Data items
»»

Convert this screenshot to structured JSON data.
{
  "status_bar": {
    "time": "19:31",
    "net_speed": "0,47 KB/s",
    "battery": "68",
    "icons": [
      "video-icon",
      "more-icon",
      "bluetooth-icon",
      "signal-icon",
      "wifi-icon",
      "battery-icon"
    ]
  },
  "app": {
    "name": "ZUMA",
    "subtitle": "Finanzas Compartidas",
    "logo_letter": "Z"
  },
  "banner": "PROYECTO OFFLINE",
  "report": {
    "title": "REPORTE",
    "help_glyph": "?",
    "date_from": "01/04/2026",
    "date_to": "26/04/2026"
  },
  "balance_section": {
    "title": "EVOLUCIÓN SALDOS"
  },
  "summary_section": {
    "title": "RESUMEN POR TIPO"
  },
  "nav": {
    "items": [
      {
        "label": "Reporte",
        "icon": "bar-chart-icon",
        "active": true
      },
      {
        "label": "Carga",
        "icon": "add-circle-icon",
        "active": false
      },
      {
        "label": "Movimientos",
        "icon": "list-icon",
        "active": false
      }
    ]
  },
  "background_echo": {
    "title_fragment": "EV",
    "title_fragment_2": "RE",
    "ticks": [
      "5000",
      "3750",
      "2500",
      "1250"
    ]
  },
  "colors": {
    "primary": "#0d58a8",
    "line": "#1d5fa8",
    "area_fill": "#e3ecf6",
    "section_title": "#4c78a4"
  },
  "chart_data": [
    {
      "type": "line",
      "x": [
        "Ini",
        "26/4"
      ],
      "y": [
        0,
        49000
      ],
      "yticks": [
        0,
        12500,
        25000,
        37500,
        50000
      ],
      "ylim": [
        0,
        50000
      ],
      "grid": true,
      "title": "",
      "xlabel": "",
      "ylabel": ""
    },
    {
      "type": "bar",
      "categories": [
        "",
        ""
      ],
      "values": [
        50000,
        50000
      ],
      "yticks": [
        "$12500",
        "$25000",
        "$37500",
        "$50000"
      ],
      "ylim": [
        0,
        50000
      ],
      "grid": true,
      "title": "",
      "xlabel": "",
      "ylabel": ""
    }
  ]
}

««

What is being asked
Give back the data above exactly as it appears.

Result for this task
Convert this screenshot to structured JSON data.
{
  "status_bar": {
    "time": "19:31",
    "net_speed": "0,47 KB/s",
    "battery": "68",
    "icons": [
      "video-icon",
      "more-icon",
      "bluetooth-icon",
      "signal-icon",
      "wifi-icon",
      "battery-icon"
    ]
  },
  "app": {
    "name": "ZUMA",
    "subtitle": "Finanzas Compartidas",
    "logo_letter": "Z"
  },
  "banner": "PROYECTO OFFLINE",
  "report": {
    "title": "REPORTE",
    "help_glyph": "?",
    "date_from": "01/04/2026",
    "date_to": "26/04/2026"
  },
  "balance_section": {
    "title": "EVOLUCIÓN SALDOS"
  },
  "summary_section": {
    "title": "RESUMEN POR TIPO"
  },
  "nav": {
    "items": [
      {
        "label": "Reporte",
        "icon": "bar-chart-icon",
        "active": true
      },
      {
        "label": "Carga",
        "icon": "add-circle-icon",
        "active": false
      },
      {
        "label": "Movimientos",
        "icon": "list-icon",
        "active": false
      }
    ]
  },
  "background_echo": {
    "title_fragment": "EV",
    "title_fragment_2": "RE",
    "ticks": [
      "5000",
      "3750",
      "2500",
      "1250"
    ]
  },
  "colors": {
    "primary": "#0d58a8",
    "line": "#1d5fa8",
    "area_fill": "#e3ecf6",
    "section_title": "#4c78a4"
  },
  "chart_data": [
    {
      "type": "line",
      "x": [
        "Ini",
        "26/4"
      ],
      "y": [
        0,
        49000
      ],
      "yticks": [
        0,
        12500,
        25000,
        37500,
        50000
      ],
      "ylim": [
        0,
        50000
      ],
      "grid": true,
      "title": "",
      "xlabel": "",
      "ylabel": ""
    },
    {
      "type": "bar",
      "categories": [
        "",
        ""
      ],
      "values": [
        50000,
        50000
      ],
      "yticks": [
        "$12500",
        "$25000",
        "$37500",
        "$50000"
      ],
      "ylim": [
        0,
        50000
      ],
      "grid": true,
      "title": "",
      "xlabel": "",
      "ylabel": ""
    }
  ]
}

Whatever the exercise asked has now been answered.